*To be done*.
Could you reproduce these entries with every "interactable" changed to "clickable" and everything else unchanged? Omit the pictures from your answer.

## Begin

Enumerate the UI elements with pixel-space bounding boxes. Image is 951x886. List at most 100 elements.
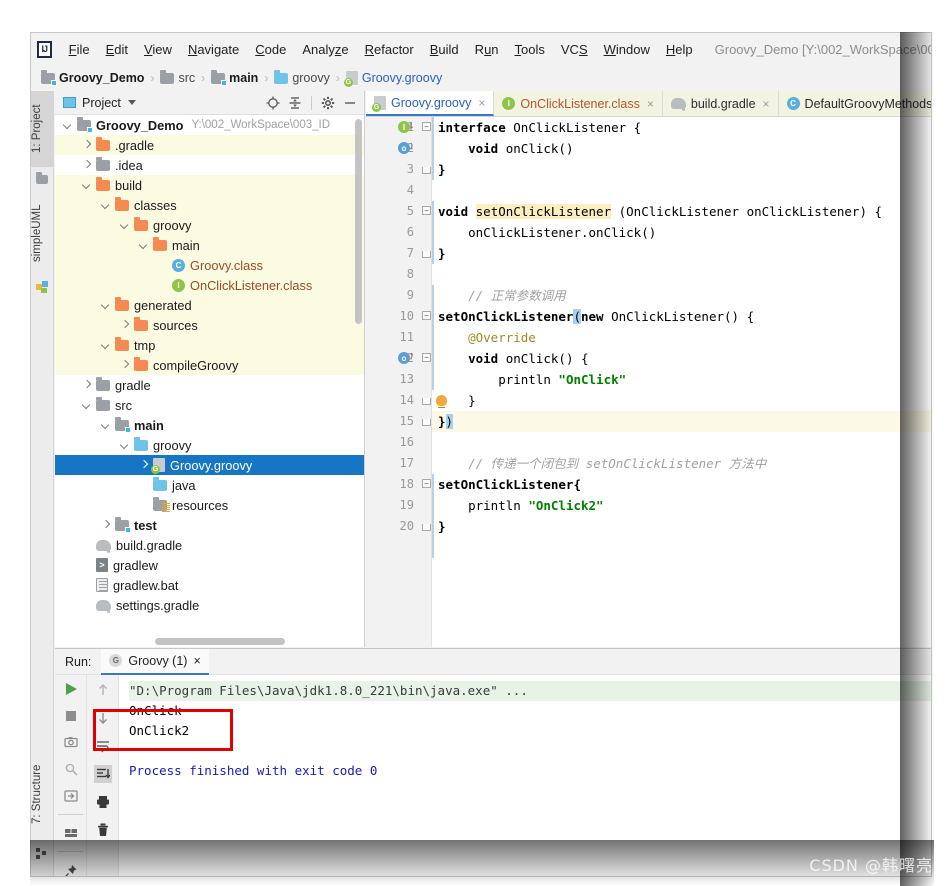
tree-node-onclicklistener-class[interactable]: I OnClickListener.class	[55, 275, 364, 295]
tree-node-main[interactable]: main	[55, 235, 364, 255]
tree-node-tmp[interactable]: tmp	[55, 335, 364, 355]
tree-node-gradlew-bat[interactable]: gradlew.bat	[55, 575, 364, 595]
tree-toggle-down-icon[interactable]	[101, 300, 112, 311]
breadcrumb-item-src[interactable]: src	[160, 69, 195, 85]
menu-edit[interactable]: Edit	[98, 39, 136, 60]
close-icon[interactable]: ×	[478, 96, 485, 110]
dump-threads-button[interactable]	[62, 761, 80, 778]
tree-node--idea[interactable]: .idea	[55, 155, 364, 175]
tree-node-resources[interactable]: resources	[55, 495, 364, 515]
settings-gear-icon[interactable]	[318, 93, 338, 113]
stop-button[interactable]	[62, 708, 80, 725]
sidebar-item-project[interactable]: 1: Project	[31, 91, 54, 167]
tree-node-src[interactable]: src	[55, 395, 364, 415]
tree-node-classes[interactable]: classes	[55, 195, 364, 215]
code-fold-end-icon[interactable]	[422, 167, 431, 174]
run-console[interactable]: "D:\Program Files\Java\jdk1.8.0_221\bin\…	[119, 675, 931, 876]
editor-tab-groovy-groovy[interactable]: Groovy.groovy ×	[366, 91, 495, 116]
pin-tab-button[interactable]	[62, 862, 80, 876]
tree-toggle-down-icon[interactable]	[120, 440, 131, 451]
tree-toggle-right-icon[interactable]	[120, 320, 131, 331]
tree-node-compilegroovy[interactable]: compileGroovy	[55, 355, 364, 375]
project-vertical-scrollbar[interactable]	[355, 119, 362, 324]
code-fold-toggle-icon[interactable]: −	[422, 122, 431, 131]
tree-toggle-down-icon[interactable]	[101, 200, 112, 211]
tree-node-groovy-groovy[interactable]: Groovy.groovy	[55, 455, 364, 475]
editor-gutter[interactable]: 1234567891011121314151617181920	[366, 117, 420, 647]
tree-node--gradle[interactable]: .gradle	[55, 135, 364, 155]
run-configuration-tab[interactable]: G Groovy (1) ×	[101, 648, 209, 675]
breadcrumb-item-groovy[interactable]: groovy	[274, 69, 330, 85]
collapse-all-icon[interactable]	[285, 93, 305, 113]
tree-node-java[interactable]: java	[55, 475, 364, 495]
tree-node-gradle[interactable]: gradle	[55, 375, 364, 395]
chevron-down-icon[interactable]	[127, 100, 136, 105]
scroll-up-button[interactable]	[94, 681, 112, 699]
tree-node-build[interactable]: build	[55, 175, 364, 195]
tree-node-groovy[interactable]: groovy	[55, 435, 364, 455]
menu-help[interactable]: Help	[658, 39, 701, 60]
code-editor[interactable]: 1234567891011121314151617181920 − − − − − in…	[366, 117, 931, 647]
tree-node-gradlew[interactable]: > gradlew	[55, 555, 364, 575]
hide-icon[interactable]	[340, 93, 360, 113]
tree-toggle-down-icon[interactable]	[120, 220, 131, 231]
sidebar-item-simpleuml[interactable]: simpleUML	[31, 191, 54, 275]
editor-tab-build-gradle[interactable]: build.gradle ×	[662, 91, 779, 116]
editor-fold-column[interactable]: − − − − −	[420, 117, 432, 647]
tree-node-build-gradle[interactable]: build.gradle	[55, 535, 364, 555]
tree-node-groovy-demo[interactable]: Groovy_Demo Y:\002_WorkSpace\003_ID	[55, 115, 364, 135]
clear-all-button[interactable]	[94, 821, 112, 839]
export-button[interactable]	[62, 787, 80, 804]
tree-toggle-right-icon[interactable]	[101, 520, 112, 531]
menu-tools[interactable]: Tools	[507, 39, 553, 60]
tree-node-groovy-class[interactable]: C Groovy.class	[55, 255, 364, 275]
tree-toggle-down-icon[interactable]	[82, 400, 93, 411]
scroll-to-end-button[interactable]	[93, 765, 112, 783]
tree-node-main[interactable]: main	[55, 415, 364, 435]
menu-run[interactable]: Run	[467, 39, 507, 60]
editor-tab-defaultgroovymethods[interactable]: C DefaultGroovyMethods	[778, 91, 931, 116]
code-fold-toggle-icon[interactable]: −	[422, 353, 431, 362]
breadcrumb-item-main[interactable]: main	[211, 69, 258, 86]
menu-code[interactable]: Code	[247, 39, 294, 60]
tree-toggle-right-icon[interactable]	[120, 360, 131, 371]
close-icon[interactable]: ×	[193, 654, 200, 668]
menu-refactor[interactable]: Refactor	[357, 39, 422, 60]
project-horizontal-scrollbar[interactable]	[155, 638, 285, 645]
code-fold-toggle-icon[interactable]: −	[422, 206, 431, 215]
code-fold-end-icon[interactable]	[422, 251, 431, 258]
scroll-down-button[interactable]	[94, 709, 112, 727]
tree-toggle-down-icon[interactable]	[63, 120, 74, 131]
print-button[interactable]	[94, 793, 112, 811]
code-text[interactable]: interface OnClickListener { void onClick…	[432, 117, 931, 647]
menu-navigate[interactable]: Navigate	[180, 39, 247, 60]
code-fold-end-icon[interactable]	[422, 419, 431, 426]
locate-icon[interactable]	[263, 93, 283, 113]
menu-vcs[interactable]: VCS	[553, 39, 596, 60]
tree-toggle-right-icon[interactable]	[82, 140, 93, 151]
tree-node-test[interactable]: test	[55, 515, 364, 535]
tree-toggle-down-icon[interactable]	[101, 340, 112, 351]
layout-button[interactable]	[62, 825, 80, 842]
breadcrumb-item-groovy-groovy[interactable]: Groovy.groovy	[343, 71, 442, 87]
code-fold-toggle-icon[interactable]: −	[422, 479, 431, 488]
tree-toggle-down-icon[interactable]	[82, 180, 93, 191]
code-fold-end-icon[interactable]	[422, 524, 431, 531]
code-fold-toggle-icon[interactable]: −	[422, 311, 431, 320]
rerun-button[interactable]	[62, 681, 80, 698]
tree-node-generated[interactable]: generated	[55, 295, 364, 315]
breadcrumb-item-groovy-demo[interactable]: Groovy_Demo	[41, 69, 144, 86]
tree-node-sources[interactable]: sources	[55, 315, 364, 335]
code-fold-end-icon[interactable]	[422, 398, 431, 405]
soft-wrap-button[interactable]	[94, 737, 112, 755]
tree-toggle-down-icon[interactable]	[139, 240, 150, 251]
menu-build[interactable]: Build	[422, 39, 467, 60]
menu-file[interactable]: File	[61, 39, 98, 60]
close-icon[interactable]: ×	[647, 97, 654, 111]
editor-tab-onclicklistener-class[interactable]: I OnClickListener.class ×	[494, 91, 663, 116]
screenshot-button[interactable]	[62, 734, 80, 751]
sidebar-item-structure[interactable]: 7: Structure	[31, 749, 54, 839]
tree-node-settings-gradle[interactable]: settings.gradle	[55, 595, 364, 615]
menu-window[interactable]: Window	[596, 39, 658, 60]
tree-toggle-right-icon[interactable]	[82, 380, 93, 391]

## End

*Answer to the exercise*.
Enumerate the UI elements with pixel-space bounding boxes. Image is 951x886. List at most 100 elements.
tree-node-onclicklistener-class[clickable]: I OnClickListener.class	[55, 275, 364, 295]
tree-node-main[clickable]: main	[55, 235, 364, 255]
tree-node-tmp[clickable]: tmp	[55, 335, 364, 355]
tree-node-gradlew-bat[clickable]: gradlew.bat	[55, 575, 364, 595]
tree-toggle-down-icon[clickable]	[101, 300, 112, 311]
breadcrumb-item-src[clickable]: src	[160, 69, 195, 85]
menu-edit[clickable]: Edit	[98, 39, 136, 60]
close-icon[clickable]: ×	[478, 96, 485, 110]
dump-threads-button[clickable]	[62, 761, 80, 778]
tree-node--idea[clickable]: .idea	[55, 155, 364, 175]
tree-node-resources[clickable]: resources	[55, 495, 364, 515]
settings-gear-icon[clickable]	[318, 93, 338, 113]
stop-button[clickable]	[62, 708, 80, 725]
sidebar-item-project[clickable]: 1: Project	[31, 91, 54, 167]
tree-node-src[clickable]: src	[55, 395, 364, 415]
tree-node-classes[clickable]: classes	[55, 195, 364, 215]
code-fold-end-icon[clickable]	[422, 167, 431, 174]
run-console[clickable]: "D:\Program Files\Java\jdk1.8.0_221\bin\…	[119, 675, 931, 876]
editor-tab-groovy-groovy[clickable]: Groovy.groovy ×	[366, 91, 495, 116]
pin-tab-button[clickable]	[62, 862, 80, 876]
tree-toggle-down-icon[clickable]	[120, 440, 131, 451]
tree-toggle-right-icon[clickable]	[120, 320, 131, 331]
tree-node-compilegroovy[clickable]: compileGroovy	[55, 355, 364, 375]
project-vertical-scrollbar[clickable]	[355, 119, 362, 324]
code-fold-toggle-icon[clickable]: −	[422, 122, 431, 131]
tree-toggle-down-icon[clickable]	[101, 200, 112, 211]
tree-node-groovy-groovy[clickable]: Groovy.groovy	[55, 455, 364, 475]
editor-gutter[clickable]: 1234567891011121314151617181920	[366, 117, 420, 647]
tree-node--gradle[clickable]: .gradle	[55, 135, 364, 155]
run-configuration-tab[clickable]: G Groovy (1) ×	[101, 648, 209, 675]
breadcrumb-item-groovy[clickable]: groovy	[274, 69, 330, 85]
collapse-all-icon[clickable]	[285, 93, 305, 113]
tree-node-java[clickable]: java	[55, 475, 364, 495]
tree-node-gradle[clickable]: gradle	[55, 375, 364, 395]
chevron-down-icon[clickable]	[127, 100, 136, 105]
scroll-up-button[clickable]	[94, 681, 112, 699]
tree-node-build[clickable]: build	[55, 175, 364, 195]
tree-node-groovy[clickable]: groovy	[55, 435, 364, 455]
menu-help[clickable]: Help	[658, 39, 701, 60]
code-editor[clickable]: 1234567891011121314151617181920 − − − − − in…	[366, 117, 931, 647]
tree-node-gradlew[clickable]: > gradlew	[55, 555, 364, 575]
hide-icon[clickable]	[340, 93, 360, 113]
tree-toggle-down-icon[clickable]	[120, 220, 131, 231]
sidebar-item-simpleuml[clickable]: simpleUML	[31, 191, 54, 275]
editor-tab-build-gradle[clickable]: build.gradle ×	[662, 91, 779, 116]
editor-fold-column[clickable]: − − − − −	[420, 117, 432, 647]
tree-node-build-gradle[clickable]: build.gradle	[55, 535, 364, 555]
tree-node-groovy-demo[clickable]: Groovy_Demo Y:\002_WorkSpace\003_ID	[55, 115, 364, 135]
clear-all-button[clickable]	[94, 821, 112, 839]
export-button[clickable]	[62, 787, 80, 804]
tree-toggle-right-icon[clickable]	[101, 520, 112, 531]
menu-tools[clickable]: Tools	[507, 39, 553, 60]
tree-node-groovy-class[clickable]: C Groovy.class	[55, 255, 364, 275]
tree-toggle-down-icon[clickable]	[82, 400, 93, 411]
scroll-to-end-button[clickable]	[93, 765, 112, 783]
tree-node-main[clickable]: main	[55, 415, 364, 435]
menu-run[clickable]: Run	[467, 39, 507, 60]
editor-tab-defaultgroovymethods[clickable]: C DefaultGroovyMethods	[778, 91, 931, 116]
code-fold-toggle-icon[clickable]: −	[422, 353, 431, 362]
breadcrumb-item-main[clickable]: main	[211, 69, 258, 86]
menu-code[clickable]: Code	[247, 39, 294, 60]
tree-toggle-right-icon[clickable]	[120, 360, 131, 371]
close-icon[clickable]: ×	[193, 654, 200, 668]
menu-refactor[clickable]: Refactor	[357, 39, 422, 60]
project-horizontal-scrollbar[clickable]	[155, 638, 285, 645]
code-fold-toggle-icon[clickable]: −	[422, 206, 431, 215]
code-fold-end-icon[clickable]	[422, 251, 431, 258]
scroll-down-button[clickable]	[94, 709, 112, 727]
tree-toggle-down-icon[clickable]	[63, 120, 74, 131]
print-button[clickable]	[94, 793, 112, 811]
code-text[clickable]: interface OnClickListener { void onClick…	[432, 117, 931, 647]
menu-navigate[clickable]: Navigate	[180, 39, 247, 60]
code-fold-end-icon[clickable]	[422, 419, 431, 426]
locate-icon[clickable]	[263, 93, 283, 113]
menu-vcs[clickable]: VCS	[553, 39, 596, 60]
tree-toggle-right-icon[clickable]	[82, 140, 93, 151]
tree-node-test[clickable]: test	[55, 515, 364, 535]
tree-toggle-down-icon[clickable]	[101, 340, 112, 351]
layout-button[clickable]	[62, 825, 80, 842]
breadcrumb-item-groovy-groovy[clickable]: Groovy.groovy	[343, 71, 442, 87]
code-fold-toggle-icon[clickable]: −	[422, 479, 431, 488]
tree-toggle-down-icon[clickable]	[82, 180, 93, 191]
code-fold-end-icon[clickable]	[422, 524, 431, 531]
code-fold-toggle-icon[clickable]: −	[422, 311, 431, 320]
rerun-button[clickable]	[62, 681, 80, 698]
tree-node-generated[clickable]: generated	[55, 295, 364, 315]
breadcrumb-item-groovy-demo[clickable]: Groovy_Demo	[41, 69, 144, 86]
tree-node-sources[clickable]: sources	[55, 315, 364, 335]
code-fold-end-icon[clickable]	[422, 398, 431, 405]
soft-wrap-button[clickable]	[94, 737, 112, 755]
tree-toggle-down-icon[clickable]	[139, 240, 150, 251]
menu-build[clickable]: Build	[422, 39, 467, 60]
menu-file[clickable]: File	[61, 39, 98, 60]
close-icon[clickable]: ×	[647, 97, 654, 111]
editor-tab-onclicklistener-class[clickable]: I OnClickListener.class ×	[494, 91, 663, 116]
screenshot-button[clickable]	[62, 734, 80, 751]
sidebar-item-structure[clickable]: 7: Structure	[31, 749, 54, 839]
tree-node-settings-gradle[clickable]: settings.gradle	[55, 595, 364, 615]
menu-window[clickable]: Window	[596, 39, 658, 60]
tree-toggle-right-icon[clickable]	[82, 380, 93, 391]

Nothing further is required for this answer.